**To be done**
Transcribe each record exactly. Include every one.

**Entries**

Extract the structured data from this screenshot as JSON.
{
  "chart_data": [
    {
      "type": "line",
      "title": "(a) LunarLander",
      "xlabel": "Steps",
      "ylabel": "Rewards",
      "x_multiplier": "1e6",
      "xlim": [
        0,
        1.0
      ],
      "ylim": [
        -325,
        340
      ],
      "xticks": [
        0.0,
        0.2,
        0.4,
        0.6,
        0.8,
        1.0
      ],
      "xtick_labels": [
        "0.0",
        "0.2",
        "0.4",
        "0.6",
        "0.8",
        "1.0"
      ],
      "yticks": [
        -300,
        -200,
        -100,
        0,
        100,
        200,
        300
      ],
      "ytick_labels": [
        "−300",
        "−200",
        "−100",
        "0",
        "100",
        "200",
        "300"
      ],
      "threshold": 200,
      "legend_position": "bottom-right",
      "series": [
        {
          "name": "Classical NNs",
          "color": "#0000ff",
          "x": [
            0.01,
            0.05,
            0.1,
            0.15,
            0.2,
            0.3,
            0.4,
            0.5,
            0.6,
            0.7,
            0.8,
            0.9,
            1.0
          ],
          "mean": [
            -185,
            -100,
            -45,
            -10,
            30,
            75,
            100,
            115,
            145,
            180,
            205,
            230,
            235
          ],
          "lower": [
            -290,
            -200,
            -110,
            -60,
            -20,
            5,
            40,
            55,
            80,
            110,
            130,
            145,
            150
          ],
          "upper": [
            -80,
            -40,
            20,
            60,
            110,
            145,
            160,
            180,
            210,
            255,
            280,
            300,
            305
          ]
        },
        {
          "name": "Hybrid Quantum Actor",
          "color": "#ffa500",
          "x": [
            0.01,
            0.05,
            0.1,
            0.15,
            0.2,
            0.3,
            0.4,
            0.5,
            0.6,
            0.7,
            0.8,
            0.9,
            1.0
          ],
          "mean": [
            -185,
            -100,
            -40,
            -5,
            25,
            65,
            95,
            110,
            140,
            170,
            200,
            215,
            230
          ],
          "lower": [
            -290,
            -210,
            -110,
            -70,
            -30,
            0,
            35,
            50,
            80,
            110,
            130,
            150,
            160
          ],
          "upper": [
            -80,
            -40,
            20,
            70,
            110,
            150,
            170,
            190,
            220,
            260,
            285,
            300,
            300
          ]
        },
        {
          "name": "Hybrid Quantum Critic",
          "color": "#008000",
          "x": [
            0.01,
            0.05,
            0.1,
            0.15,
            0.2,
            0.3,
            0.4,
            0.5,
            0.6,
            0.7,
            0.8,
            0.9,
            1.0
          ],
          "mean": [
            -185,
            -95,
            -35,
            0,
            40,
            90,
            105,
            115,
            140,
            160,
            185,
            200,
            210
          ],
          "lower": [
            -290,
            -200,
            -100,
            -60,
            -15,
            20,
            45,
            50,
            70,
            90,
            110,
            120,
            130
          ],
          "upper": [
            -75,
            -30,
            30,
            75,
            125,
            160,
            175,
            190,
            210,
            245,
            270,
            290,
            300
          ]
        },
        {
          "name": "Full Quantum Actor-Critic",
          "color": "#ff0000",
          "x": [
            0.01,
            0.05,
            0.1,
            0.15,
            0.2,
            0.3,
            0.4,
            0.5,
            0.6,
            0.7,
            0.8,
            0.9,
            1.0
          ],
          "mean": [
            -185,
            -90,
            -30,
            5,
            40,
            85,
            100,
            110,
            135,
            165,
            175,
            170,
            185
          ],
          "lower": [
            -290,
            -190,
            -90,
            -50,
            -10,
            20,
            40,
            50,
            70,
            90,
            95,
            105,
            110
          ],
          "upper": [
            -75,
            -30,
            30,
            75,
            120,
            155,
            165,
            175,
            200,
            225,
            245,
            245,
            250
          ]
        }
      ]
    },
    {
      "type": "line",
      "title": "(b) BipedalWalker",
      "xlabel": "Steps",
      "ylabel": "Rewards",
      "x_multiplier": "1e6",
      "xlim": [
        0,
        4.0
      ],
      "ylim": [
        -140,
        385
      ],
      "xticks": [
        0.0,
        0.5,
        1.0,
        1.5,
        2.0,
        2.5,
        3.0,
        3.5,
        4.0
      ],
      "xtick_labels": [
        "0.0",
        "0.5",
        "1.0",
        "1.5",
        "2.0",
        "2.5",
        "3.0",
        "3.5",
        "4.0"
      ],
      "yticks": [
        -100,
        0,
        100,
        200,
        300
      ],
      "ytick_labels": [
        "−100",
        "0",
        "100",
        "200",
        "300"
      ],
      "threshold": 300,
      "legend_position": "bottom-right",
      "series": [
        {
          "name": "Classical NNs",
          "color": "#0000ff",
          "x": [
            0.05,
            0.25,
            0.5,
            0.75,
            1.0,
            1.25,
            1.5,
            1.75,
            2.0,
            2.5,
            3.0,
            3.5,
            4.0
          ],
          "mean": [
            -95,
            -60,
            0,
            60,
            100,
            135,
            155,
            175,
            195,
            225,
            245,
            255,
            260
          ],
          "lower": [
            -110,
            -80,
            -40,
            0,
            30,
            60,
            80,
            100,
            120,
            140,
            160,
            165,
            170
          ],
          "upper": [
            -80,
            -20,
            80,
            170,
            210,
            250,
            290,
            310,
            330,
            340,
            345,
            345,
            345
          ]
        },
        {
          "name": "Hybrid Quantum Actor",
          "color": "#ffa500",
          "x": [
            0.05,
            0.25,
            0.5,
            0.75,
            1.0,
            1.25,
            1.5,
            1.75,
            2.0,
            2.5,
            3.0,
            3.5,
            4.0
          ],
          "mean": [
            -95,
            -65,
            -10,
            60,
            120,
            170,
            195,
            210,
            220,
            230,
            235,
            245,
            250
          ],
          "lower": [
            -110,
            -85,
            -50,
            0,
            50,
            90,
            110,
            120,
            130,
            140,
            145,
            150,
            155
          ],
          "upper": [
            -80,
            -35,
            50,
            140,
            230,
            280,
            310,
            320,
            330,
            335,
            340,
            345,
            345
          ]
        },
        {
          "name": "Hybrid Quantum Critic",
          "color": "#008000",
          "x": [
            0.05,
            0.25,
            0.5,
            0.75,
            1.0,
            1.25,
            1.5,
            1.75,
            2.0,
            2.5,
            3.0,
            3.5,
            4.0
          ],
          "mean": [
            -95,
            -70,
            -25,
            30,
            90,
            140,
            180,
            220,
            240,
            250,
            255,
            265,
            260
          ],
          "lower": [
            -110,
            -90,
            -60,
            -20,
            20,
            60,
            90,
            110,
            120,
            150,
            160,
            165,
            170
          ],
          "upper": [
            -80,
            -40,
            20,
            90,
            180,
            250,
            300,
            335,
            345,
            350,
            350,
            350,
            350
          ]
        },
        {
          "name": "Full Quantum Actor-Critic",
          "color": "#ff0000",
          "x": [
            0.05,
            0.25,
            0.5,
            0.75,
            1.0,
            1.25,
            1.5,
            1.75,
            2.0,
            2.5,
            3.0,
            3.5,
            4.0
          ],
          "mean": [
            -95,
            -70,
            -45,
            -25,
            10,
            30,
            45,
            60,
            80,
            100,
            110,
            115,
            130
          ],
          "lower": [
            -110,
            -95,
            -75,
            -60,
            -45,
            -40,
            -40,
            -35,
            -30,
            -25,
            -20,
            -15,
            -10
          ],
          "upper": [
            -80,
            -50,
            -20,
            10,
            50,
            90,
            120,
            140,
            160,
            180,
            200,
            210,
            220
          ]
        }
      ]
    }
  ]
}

**Correct answer**
Extract the structured data from this screenshot as JSON.
{
  "chart_data": [
    {
      "type": "line",
      "title": "(a) LunarLander",
      "xlabel": "Steps",
      "ylabel": "Rewards",
      "x_multiplier": "1e6",
      "xlim": [
        0,
        1.0
      ],
      "ylim": [
        -325,
        340
      ],
      "xticks": [
        0.0,
        0.2,
        0.4,
        0.6,
        0.8,
        1.0
      ],
      "xtick_labels": [
        "0.0",
        "0.2",
        "0.4",
        "0.6",
        "0.8",
        "1.0"
      ],
      "yticks": [
        -300,
        -200,
        -100,
        0,
        100,
        200,
        300
      ],
      "ytick_labels": [
        "−300",
        "−200",
        "−100",
        "0",
        "100",
        "200",
        "300"
      ],
      "threshold": 200,
      "legend_position": "bottom-right",
      "series": [
        {
          "name": "Classical NNs",
          "color": "#0000ff",
          "x": [
            0.01,
            0.05,
            0.1,
            0.15,
            0.2,
            0.3,
            0.4,
            0.5,
            0.6,
            0.7,
            0.8,
            0.9,
            1.0
          ],
          "mean": [
            -185,
            -100,
            -45,
            -10,
            30,
            75,
            100,
            115,
            145,
            180,
            205,
            230,
            235
          ],
          "lower": [
            -290,
            -200,
            -110,
            -60,
            -20,
            5,
            40,
            55,
            80,
            110,
            130,
            145,
            150
          ],
          "upper": [
            -80,
            -40,
            20,
            60,
            110,
            145,
            160,
            180,
            210,
            255,
            280,
            300,
            305
          ]
        },
        {
          "name": "Hybrid Quantum Actor",
          "color": "#ffa500",
          "x": [
            0.01,
            0.05,
            0.1,
            0.15,
            0.2,
            0.3,
            0.4,
            0.5,
            0.6,
            0.7,
            0.8,
            0.9,
            1.0
          ],
          "mean": [
            -185,
            -100,
            -40,
            -5,
            25,
            65,
            95,
            110,
            140,
            170,
            200,
            215,
            230
          ],
          "lower": [
            -290,
            -210,
            -110,
            -70,
            -30,
            0,
            35,
            50,
            80,
            110,
            130,
            150,
            160
          ],
          "upper": [
            -80,
            -40,
            20,
            70,
            110,
            150,
            170,
            190,
            220,
            260,
            285,
            300,
            300
          ]
        },
        {
          "name": "Hybrid Quantum Critic",
          "color": "#008000",
          "x": [
            0.01,
            0.05,
            0.1,
            0.15,
            0.2,
            0.3,
            0.4,
            0.5,
            0.6,
            0.7,
            0.8,
            0.9,
            1.0
          ],
          "mean": [
            -185,
            -95,
            -35,
            0,
            40,
            90,
            105,
            115,
            140,
            160,
            185,
            200,
            210
          ],
          "lower": [
            -290,
            -200,
            -100,
            -60,
            -15,
            20,
            45,
            50,
            70,
            90,
            110,
            120,
            130
          ],
          "upper": [
            -75,
            -30,
            30,
            75,
            125,
            160,
            175,
            190,
            210,
            245,
            270,
            290,
            300
          ]
        },
        {
          "name": "Full Quantum Actor-Critic",
          "color": "#ff0000",
          "x": [
            0.01,
            0.05,
            0.1,
            0.15,
            0.2,
            0.3,
            0.4,
            0.5,
            0.6,
            0.7,
            0.8,
            0.9,
            1.0
          ],
          "mean": [
            -185,
            -90,
            -30,
            5,
            40,
            85,
            100,
            110,
            135,
            165,
            175,
            170,
            185
          ],
          "lower": [
            -290,
            -190,
            -90,
            -50,
            -10,
            20,
            40,
            50,
            70,
            90,
            95,
            105,
            110
          ],
          "upper": [
            -75,
            -30,
            30,
            75,
            120,
            155,
            165,
            175,
            200,
            225,
            245,
            245,
            250
          ]
        }
      ]
    },
    {
      "type": "line",
      "title": "(b) BipedalWalker",
      "xlabel": "Steps",
      "ylabel": "Rewards",
      "x_multiplier": "1e6",
      "xlim": [
        0,
        4.0
      ],
      "ylim": [
        -140,
        385
      ],
      "xticks": [
        0.0,
        0.5,
        1.0,
        1.5,
        2.0,
        2.5,
        3.0,
        3.5,
        4.0
      ],
      "xtick_labels": [
        "0.0",
        "0.5",
        "1.0",
        "1.5",
        "2.0",
        "2.5",
        "3.0",
        "3.5",
        "4.0"
      ],
      "yticks": [
        -100,
        0,
        100,
        200,
        300
      ],
      "ytick_labels": [
        "−100",
        "0",
        "100",
        "200",
        "300"
      ],
      "threshold": 300,
      "legend_position": "bottom-right",
      "series": [
        {
          "name": "Classical NNs",
          "color": "#0000ff",
          "x": [
            0.05,
            0.25,
            0.5,
            0.75,
            1.0,
            1.25,
            1.5,
            1.75,
            2.0,
            2.5,
            3.0,
            3.5,
            4.0
          ],
          "mean": [
            -95,
            -60,
            0,
            60,
            100,
            135,
            155,
            175,
            195,
            225,
            245,
            255,
            260
          ],
          "lower": [
            -110,
            -80,
            -40,
            0,
            30,
            60,
            80,
            100,
            120,
            140,
            160,
            165,
            170
          ],
          "upper": [
            -80,
            -20,
            80,
            170,
            210,
            250,
            290,
            310,
            330,
            340,
            345,
            345,
            345
          ]
        },
        {
          "name": "Hybrid Quantum Actor",
          "color": "#ffa500",
          "x": [
            0.05,
            0.25,
            0.5,
            0.75,
            1.0,
            1.25,
            1.5,
            1.75,
            2.0,
            2.5,
            3.0,
            3.5,
            4.0
          ],
          "mean": [
            -95,
            -65,
            -10,
            60,
            120,
            170,
            195,
            210,
            220,
            230,
            235,
            245,
            250
          ],
          "lower": [
            -110,
            -85,
            -50,
            0,
            50,
            90,
            110,
            120,
            130,
            140,
            145,
            150,
            155
          ],
          "upper": [
            -80,
            -35,
            50,
            140,
            230,
            280,
            310,
            320,
            330,
            335,
            340,
            345,
            345
          ]
        },
        {
          "name": "Hybrid Quantum Critic",
          "color": "#008000",
          "x": [
            0.05,
            0.25,
            0.5,
            0.75,
            1.0,
            1.25,
            1.5,
            1.75,
            2.0,
            2.5,
            3.0,
            3.5,
            4.0
          ],
          "mean": [
            -95,
            -70,
            -25,
            30,
            90,
            140,
            180,
            220,
            240,
            250,
            255,
            265,
            260
          ],
          "lower": [
            -110,
            -90,
            -60,
            -20,
            20,
            60,
            90,
            110,
            120,
            150,
            160,
            165,
            170
          ],
          "upper": [
            -80,
            -40,
            20,
            90,
            180,
            250,
            300,
            335,
            345,
            350,
            350,
            350,
            350
          ]
        },
        {
          "name": "Full Quantum Actor-Critic",
          "color": "#ff0000",
          "x": [
            0.05,
            0.25,
            0.5,
            0.75,
            1.0,
            1.25,
            1.5,
            1.75,
            2.0,
            2.5,
            3.0,
            3.5,
            4.0
          ],
          "mean": [
            -95,
            -70,
            -45,
            -25,
            10,
            30,
            45,
            60,
            80,
            100,
            110,
            115,
            130
          ],
          "lower": [
            -110,
            -95,
            -75,
            -60,
            -45,
            -40,
            -40,
            -35,
            -30,
            -25,
            -20,
            -15,
            -10
          ],
          "upper": [
            -80,
            -50,
            -20,
            10,
            50,
            90,
            120,
            140,
            160,
            180,
            200,
            210,
            220
          ]
        }
      ]
    }
  ]
}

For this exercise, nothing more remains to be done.